EXERCISE DETAILS:
In the listing below, locate the lines bearing the word "name". Copy every one of them.

____________

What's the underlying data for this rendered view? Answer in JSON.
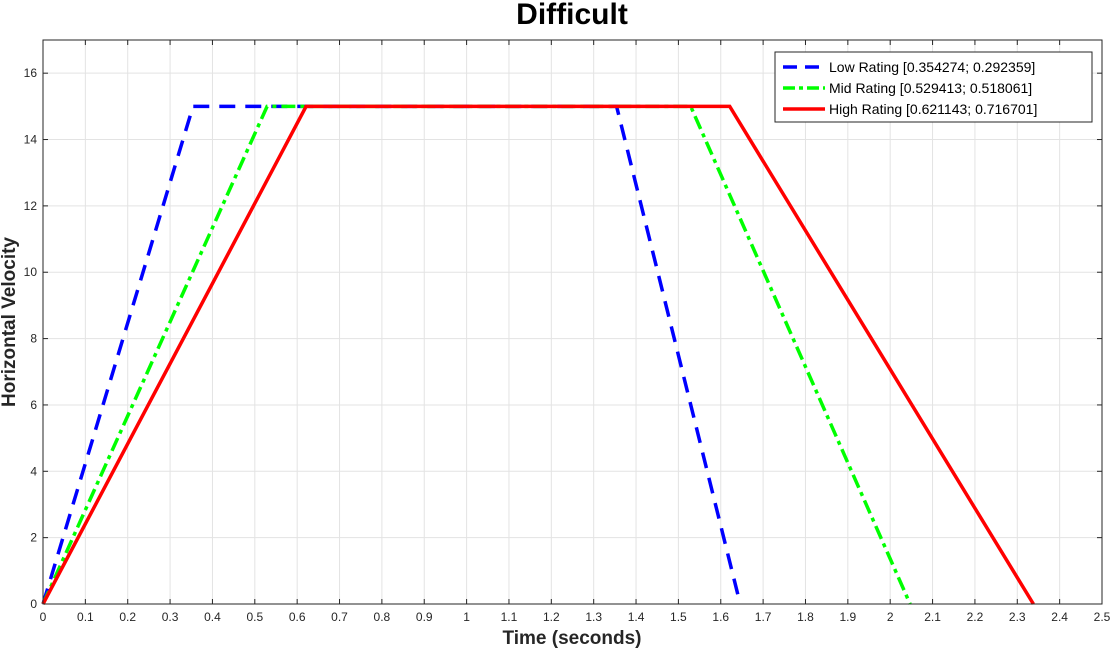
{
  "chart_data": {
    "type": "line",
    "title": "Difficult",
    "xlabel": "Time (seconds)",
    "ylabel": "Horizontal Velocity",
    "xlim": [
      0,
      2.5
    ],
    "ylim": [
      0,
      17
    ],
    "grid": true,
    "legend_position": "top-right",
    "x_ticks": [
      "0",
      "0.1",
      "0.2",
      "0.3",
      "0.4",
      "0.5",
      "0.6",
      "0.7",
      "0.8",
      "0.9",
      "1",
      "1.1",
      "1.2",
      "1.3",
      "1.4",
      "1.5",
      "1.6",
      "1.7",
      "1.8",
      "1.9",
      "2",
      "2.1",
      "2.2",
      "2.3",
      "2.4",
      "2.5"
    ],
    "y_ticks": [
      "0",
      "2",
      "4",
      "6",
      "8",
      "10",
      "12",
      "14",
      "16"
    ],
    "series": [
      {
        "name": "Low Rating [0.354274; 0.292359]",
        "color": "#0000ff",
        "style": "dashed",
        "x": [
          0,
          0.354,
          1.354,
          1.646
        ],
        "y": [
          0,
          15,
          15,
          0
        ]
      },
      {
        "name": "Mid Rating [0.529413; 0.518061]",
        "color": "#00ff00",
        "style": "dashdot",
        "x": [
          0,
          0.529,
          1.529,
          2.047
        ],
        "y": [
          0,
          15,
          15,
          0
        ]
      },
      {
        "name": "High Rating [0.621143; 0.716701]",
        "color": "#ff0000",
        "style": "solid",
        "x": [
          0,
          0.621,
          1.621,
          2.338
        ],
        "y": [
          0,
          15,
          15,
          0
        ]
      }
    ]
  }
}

____________

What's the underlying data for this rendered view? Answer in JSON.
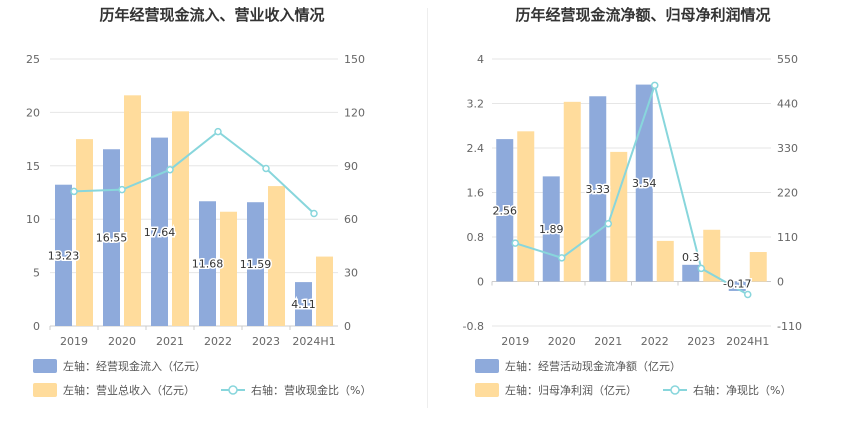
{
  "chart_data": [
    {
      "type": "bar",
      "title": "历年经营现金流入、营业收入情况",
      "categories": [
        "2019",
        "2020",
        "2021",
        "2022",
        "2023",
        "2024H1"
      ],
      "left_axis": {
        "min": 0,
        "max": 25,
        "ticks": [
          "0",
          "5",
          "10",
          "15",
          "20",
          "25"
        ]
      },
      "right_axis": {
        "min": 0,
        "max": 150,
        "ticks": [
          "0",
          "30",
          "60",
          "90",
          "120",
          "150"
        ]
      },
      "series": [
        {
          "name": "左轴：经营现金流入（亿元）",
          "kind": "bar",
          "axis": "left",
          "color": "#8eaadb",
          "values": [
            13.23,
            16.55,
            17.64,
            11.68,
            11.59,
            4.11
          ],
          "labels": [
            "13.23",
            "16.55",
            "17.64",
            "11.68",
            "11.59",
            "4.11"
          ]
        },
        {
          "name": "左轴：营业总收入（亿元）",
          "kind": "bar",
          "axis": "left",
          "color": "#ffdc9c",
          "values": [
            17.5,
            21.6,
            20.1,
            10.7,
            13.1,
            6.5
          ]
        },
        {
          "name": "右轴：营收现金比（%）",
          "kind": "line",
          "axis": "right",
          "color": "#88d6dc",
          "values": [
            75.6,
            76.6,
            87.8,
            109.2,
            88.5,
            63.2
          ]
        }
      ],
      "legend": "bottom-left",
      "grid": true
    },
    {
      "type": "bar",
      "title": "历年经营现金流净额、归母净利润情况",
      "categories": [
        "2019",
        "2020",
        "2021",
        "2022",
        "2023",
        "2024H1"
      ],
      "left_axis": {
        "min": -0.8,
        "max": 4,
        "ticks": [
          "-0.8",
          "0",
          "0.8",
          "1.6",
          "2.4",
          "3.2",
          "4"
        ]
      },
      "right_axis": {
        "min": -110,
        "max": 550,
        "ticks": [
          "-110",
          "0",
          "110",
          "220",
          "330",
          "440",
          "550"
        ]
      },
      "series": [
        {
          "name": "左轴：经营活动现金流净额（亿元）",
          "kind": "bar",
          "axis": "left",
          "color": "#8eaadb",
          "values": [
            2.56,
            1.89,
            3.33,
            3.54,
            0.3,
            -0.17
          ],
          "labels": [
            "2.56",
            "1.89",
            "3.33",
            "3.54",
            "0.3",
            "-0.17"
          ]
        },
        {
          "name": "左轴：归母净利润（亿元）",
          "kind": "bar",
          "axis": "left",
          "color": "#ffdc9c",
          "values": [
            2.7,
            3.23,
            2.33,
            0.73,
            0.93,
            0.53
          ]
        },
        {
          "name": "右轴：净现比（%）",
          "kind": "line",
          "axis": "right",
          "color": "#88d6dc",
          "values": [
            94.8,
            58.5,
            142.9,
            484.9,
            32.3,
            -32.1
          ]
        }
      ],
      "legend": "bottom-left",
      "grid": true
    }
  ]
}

____________

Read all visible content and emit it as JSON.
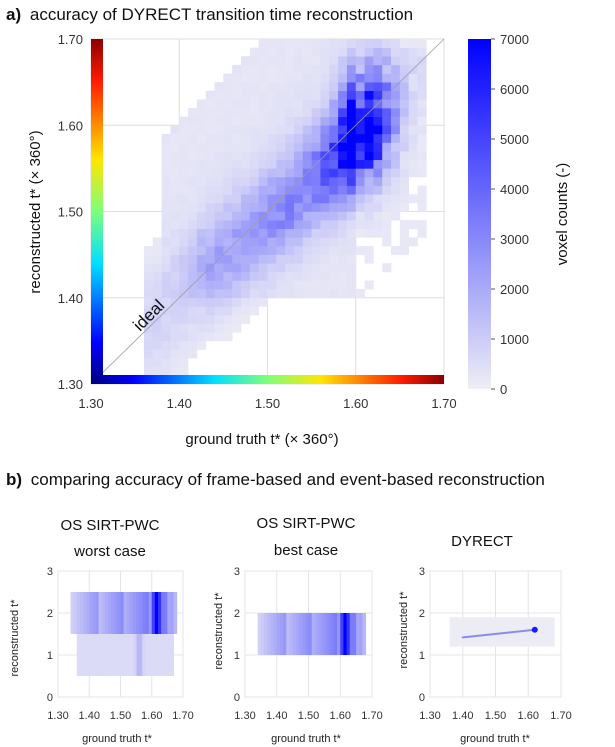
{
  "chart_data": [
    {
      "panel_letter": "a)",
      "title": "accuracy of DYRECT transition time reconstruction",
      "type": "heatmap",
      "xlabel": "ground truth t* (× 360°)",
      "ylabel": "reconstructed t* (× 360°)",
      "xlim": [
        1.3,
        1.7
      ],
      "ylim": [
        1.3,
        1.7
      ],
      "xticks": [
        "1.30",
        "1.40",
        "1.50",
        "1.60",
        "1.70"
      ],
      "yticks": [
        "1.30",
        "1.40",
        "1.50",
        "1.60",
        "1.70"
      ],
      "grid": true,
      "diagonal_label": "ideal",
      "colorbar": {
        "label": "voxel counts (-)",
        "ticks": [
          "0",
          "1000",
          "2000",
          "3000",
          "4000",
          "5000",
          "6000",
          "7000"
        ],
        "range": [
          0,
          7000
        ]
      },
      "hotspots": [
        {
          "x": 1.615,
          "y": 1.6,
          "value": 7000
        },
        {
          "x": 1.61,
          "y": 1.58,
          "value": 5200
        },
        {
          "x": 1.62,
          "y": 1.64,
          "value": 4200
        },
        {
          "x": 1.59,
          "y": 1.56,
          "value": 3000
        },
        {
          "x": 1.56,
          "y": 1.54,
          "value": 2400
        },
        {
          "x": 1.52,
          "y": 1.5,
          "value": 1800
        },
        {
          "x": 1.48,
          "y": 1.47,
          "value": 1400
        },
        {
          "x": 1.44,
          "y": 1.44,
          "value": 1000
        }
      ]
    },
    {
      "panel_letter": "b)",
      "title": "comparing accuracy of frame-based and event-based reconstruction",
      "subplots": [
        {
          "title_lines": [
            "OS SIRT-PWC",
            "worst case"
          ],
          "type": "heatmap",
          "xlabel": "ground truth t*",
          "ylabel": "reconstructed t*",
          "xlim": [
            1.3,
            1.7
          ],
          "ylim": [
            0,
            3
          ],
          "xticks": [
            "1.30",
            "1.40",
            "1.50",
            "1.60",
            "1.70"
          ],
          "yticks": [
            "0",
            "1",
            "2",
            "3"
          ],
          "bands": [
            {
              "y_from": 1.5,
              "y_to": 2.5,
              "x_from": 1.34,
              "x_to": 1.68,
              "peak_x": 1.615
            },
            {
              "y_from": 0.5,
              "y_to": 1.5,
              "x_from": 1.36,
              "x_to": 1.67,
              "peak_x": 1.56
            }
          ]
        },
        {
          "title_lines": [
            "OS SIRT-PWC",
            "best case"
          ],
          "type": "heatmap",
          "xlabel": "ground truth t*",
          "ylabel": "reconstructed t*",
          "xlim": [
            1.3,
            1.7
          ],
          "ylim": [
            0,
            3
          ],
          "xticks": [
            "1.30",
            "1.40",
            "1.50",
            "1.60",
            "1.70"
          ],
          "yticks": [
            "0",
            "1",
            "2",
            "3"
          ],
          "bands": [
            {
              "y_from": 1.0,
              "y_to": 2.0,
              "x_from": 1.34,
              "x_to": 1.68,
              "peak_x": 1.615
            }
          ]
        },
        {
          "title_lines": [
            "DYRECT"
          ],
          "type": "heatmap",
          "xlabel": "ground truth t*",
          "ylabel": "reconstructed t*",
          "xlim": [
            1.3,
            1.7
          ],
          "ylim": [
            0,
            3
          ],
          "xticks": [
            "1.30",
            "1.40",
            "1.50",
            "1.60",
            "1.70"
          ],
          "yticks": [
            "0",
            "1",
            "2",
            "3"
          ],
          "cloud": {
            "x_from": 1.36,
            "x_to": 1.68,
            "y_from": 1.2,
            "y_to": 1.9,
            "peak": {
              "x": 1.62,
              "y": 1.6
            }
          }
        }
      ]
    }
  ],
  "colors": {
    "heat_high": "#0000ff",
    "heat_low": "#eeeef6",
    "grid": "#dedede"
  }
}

____________

ANSWER BELOW:
        "name": "Low Rating [0.354274; 0.292359]",
        "name": "Mid Rating [0.529413; 0.518061]",
        "name": "High Rating [0.621143; 0.716701]",
          "name": "左轴：经营现金流入（亿元）",
          "name": "左轴：营业总收入（亿元）",
          "name": "右轴：营收现金比（%）",
          "name": "左轴：经营活动现金流净额（亿元）",
          "name": "左轴：归母净利润（亿元）",
          "name": "右轴：净现比（%）",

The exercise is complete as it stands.